Exercise goal.
Looking through the listing, how many of its lines hold the word "Workshop"? Answer with only the number.

## START Raw records

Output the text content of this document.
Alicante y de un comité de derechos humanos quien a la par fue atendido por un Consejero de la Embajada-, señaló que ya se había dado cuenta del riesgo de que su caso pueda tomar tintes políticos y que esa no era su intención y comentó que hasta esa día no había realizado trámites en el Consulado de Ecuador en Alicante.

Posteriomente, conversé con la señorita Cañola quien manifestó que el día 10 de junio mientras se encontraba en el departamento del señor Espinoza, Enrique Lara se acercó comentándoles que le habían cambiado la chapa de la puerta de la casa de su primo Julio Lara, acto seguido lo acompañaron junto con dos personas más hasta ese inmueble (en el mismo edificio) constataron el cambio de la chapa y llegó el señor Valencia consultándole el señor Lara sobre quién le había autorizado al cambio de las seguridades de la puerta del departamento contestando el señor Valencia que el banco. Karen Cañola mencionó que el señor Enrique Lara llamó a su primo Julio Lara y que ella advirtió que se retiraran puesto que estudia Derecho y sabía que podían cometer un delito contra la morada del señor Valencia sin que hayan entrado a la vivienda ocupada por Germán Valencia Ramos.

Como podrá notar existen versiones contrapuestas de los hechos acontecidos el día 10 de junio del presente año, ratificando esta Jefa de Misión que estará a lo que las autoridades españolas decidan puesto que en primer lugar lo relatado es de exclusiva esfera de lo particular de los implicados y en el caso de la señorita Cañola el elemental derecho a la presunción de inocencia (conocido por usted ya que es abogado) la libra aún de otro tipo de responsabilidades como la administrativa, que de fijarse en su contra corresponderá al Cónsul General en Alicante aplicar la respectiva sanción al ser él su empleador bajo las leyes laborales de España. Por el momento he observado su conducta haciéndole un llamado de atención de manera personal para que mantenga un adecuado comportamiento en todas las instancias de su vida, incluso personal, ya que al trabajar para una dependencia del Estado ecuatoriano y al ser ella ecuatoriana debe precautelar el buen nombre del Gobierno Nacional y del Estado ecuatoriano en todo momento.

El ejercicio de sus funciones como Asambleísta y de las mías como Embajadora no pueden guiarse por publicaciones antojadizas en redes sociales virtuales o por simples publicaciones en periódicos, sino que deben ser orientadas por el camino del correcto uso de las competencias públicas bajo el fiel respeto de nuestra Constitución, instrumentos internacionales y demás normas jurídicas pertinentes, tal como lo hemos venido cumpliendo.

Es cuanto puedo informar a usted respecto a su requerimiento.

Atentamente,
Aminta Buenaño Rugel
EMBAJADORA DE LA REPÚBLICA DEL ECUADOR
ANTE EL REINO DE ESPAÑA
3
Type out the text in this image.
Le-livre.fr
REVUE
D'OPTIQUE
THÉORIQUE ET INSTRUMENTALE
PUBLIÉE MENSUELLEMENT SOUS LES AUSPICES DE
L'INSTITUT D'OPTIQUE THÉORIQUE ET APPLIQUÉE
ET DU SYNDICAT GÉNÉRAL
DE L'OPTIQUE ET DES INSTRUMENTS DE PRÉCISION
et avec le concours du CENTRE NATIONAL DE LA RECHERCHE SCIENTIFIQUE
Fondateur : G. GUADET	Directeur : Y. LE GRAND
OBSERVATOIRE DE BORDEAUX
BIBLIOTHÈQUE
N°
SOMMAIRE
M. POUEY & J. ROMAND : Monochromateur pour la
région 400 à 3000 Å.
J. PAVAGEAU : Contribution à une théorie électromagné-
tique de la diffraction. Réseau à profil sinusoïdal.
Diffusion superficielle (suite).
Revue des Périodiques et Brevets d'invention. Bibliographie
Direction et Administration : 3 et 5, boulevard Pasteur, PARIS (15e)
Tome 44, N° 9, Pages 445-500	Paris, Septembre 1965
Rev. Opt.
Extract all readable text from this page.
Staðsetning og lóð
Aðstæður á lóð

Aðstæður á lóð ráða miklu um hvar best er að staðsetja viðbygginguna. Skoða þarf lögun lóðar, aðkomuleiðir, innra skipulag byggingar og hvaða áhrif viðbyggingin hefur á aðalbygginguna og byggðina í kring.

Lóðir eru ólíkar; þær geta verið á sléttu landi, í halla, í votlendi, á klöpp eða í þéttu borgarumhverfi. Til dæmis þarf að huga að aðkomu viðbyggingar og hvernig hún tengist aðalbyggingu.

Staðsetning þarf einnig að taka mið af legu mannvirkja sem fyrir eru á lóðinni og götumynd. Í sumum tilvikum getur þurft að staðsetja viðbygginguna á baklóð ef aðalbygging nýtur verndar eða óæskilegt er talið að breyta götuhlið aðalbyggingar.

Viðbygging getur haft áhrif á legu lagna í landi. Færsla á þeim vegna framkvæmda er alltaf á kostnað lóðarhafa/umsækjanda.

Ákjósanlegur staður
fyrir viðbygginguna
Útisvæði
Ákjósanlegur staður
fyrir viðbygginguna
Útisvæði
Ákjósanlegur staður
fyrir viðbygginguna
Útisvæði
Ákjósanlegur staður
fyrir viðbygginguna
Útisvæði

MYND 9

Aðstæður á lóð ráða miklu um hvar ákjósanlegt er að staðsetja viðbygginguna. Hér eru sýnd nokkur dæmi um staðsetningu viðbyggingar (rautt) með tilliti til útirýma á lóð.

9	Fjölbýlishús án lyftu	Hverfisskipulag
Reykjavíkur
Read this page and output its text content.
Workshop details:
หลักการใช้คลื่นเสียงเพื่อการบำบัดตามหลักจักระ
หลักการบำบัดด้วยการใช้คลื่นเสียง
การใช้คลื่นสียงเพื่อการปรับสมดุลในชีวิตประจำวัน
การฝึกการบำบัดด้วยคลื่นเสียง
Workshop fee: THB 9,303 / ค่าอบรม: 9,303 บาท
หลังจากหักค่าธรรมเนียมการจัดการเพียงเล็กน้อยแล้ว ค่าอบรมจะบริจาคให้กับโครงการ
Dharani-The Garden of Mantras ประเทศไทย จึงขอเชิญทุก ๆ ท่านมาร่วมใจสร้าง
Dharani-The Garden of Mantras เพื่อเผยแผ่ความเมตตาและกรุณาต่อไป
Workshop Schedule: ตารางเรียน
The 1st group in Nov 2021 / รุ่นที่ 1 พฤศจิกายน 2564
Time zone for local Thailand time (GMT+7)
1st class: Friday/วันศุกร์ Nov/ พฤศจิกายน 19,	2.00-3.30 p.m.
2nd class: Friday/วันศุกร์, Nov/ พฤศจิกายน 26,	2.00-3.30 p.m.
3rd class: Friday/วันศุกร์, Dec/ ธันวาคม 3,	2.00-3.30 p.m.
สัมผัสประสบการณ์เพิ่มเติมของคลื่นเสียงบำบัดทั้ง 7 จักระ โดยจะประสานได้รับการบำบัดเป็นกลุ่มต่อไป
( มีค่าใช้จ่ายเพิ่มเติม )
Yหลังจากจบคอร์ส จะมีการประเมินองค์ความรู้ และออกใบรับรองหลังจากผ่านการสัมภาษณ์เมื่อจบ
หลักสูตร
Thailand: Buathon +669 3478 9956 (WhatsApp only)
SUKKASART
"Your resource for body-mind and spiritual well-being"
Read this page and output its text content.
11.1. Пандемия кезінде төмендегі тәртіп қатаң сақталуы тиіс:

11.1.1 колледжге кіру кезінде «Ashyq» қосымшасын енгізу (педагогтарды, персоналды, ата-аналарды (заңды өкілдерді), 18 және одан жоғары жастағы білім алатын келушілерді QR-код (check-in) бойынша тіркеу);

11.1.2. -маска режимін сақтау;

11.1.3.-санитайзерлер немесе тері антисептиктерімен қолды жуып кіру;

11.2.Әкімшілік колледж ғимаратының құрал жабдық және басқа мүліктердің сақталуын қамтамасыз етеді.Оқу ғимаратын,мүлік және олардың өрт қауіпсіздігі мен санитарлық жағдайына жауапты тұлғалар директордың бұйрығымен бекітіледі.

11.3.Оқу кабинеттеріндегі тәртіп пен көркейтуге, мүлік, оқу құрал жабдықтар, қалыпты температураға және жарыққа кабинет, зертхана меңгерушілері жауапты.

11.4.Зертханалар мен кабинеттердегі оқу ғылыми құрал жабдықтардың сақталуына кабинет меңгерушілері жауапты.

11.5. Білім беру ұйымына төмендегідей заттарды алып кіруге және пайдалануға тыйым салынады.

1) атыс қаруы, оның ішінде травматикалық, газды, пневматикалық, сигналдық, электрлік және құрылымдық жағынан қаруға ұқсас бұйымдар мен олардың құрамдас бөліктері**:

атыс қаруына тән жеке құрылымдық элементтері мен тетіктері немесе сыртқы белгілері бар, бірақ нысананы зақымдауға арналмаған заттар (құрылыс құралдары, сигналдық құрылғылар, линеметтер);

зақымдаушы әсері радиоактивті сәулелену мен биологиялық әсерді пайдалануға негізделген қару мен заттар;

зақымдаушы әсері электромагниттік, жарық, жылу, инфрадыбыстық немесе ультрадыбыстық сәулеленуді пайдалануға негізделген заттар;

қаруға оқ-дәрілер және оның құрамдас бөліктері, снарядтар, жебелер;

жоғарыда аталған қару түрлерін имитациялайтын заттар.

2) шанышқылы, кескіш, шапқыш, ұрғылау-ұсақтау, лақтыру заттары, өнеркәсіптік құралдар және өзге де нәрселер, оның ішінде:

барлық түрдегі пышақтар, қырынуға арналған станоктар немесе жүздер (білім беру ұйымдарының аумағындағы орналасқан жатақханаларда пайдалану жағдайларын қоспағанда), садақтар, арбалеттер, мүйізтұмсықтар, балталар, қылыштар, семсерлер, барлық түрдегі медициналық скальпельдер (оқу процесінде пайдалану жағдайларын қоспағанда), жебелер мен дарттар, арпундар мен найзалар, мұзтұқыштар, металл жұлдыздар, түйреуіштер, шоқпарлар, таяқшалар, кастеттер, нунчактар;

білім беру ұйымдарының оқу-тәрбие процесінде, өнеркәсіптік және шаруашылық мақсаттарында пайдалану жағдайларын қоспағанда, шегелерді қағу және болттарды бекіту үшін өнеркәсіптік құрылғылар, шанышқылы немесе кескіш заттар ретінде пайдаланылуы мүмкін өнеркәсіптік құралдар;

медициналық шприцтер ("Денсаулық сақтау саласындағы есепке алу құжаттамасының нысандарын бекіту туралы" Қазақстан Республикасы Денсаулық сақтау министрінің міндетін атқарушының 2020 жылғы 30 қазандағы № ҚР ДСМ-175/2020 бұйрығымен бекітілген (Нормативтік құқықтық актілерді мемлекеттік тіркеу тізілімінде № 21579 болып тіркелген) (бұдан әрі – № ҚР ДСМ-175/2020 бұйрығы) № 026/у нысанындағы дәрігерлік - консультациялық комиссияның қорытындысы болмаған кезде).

## END Raw records

Answer to the exercise.
3